Please give the data below again in full, exactly as it stands.
____
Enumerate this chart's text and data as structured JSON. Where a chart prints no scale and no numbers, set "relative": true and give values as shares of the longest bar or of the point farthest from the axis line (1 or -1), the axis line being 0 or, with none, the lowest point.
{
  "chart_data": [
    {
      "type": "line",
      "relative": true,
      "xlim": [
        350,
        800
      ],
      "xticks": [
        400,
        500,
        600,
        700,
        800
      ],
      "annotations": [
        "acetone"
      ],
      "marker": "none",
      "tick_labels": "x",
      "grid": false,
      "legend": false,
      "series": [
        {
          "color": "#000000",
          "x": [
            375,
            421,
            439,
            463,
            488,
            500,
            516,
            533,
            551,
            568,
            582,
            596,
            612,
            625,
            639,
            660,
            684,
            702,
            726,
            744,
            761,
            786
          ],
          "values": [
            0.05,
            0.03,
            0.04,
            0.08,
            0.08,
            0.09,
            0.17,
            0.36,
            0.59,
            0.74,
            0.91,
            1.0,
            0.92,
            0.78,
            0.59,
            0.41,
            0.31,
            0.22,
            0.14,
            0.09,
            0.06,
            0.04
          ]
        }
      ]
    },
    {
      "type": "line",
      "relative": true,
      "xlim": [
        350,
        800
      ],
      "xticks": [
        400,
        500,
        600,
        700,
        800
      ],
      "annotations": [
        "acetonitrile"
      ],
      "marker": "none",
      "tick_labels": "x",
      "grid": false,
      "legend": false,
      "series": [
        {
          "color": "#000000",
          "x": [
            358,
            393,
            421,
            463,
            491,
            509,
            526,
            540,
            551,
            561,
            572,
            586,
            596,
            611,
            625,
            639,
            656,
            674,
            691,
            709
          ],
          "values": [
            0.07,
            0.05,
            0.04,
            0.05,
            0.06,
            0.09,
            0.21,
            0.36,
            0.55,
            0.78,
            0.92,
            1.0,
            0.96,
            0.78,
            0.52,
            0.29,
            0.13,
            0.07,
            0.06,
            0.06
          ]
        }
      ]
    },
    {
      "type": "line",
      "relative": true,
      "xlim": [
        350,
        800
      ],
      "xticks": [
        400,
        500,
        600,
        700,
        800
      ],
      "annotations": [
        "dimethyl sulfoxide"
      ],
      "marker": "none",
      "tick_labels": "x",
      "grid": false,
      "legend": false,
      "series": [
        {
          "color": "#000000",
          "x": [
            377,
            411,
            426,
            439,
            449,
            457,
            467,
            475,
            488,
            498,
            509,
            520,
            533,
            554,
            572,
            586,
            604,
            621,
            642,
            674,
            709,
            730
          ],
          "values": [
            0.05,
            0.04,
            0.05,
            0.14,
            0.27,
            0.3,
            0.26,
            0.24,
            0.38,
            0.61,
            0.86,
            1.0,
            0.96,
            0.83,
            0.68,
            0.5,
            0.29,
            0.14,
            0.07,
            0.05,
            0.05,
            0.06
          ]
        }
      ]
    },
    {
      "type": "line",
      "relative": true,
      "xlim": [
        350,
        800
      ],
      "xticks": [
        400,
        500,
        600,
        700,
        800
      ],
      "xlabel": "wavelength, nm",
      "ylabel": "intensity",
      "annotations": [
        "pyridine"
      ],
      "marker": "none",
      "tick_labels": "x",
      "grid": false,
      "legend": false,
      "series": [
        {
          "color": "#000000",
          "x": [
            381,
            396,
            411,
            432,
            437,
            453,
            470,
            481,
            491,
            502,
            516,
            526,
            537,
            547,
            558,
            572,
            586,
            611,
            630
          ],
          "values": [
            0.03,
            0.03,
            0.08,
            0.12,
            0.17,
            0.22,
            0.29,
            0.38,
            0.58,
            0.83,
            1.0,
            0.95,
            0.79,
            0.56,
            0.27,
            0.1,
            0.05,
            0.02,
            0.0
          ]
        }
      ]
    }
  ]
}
____
**Right answer**
Enumerate this chart's text and data as structured JSON. Where a chart prints no scale and no numbers, set "relative": true and give values as shares of the longest bar or of the point farthest from the axis line (1 or -1), the axis line being 0 or, with none, the lowest point.
{
  "chart_data": [
    {
      "type": "line",
      "relative": true,
      "xlim": [
        350,
        800
      ],
      "xticks": [
        400,
        500,
        600,
        700,
        800
      ],
      "annotations": [
        "acetone"
      ],
      "marker": "none",
      "tick_labels": "x",
      "grid": false,
      "legend": false,
      "series": [
        {
          "color": "#000000",
          "x": [
            375,
            421,
            439,
            463,
            488,
            500,
            516,
            533,
            551,
            568,
            582,
            596,
            612,
            625,
            639,
            660,
            684,
            702,
            726,
            744,
            761,
            786
          ],
          "values": [
            0.05,
            0.03,
            0.04,
            0.08,
            0.08,
            0.09,
            0.17,
            0.36,
            0.59,
            0.74,
            0.91,
            1.0,
            0.92,
            0.78,
            0.59,
            0.41,
            0.31,
            0.22,
            0.14,
            0.09,
            0.06,
            0.04
          ]
        }
      ]
    },
    {
      "type": "line",
      "relative": true,
      "xlim": [
        350,
        800
      ],
      "xticks": [
        400,
        500,
        600,
        700,
        800
      ],
      "annotations": [
        "acetonitrile"
      ],
      "marker": "none",
      "tick_labels": "x",
      "grid": false,
      "legend": false,
      "series": [
        {
          "color": "#000000",
          "x": [
            358,
            393,
            421,
            463,
            491,
            509,
            526,
            540,
            551,
            561,
            572,
            586,
            596,
            611,
            625,
            639,
            656,
            674,
            691,
            709
          ],
          "values": [
            0.07,
            0.05,
            0.04,
            0.05,
            0.06,
            0.09,
            0.21,
            0.36,
            0.55,
            0.78,
            0.92,
            1.0,
            0.96,
            0.78,
            0.52,
            0.29,
            0.13,
            0.07,
            0.06,
            0.06
          ]
        }
      ]
    },
    {
      "type": "line",
      "relative": true,
      "xlim": [
        350,
        800
      ],
      "xticks": [
        400,
        500,
        600,
        700,
        800
      ],
      "annotations": [
        "dimethyl sulfoxide"
      ],
      "marker": "none",
      "tick_labels": "x",
      "grid": false,
      "legend": false,
      "series": [
        {
          "color": "#000000",
          "x": [
            377,
            411,
            426,
            439,
            449,
            457,
            467,
            475,
            488,
            498,
            509,
            520,
            533,
            554,
            572,
            586,
            604,
            621,
            642,
            674,
            709,
            730
          ],
          "values": [
            0.05,
            0.04,
            0.05,
            0.14,
            0.27,
            0.3,
            0.26,
            0.24,
            0.38,
            0.61,
            0.86,
            1.0,
            0.96,
            0.83,
            0.68,
            0.5,
            0.29,
            0.14,
            0.07,
            0.05,
            0.05,
            0.06
          ]
        }
      ]
    },
    {
      "type": "line",
      "relative": true,
      "xlim": [
        350,
        800
      ],
      "xticks": [
        400,
        500,
        600,
        700,
        800
      ],
      "xlabel": "wavelength, nm",
      "ylabel": "intensity",
      "annotations": [
        "pyridine"
      ],
      "marker": "none",
      "tick_labels": "x",
      "grid": false,
      "legend": false,
      "series": [
        {
          "color": "#000000",
          "x": [
            381,
            396,
            411,
            432,
            437,
            453,
            470,
            481,
            491,
            502,
            516,
            526,
            537,
            547,
            558,
            572,
            586,
            611,
            630
          ],
          "values": [
            0.03,
            0.03,
            0.08,
            0.12,
            0.17,
            0.22,
            0.29,
            0.38,
            0.58,
            0.83,
            1.0,
            0.95,
            0.79,
            0.56,
            0.27,
            0.1,
            0.05,
            0.02,
            0.0
          ]
        }
      ]
    }
  ]
}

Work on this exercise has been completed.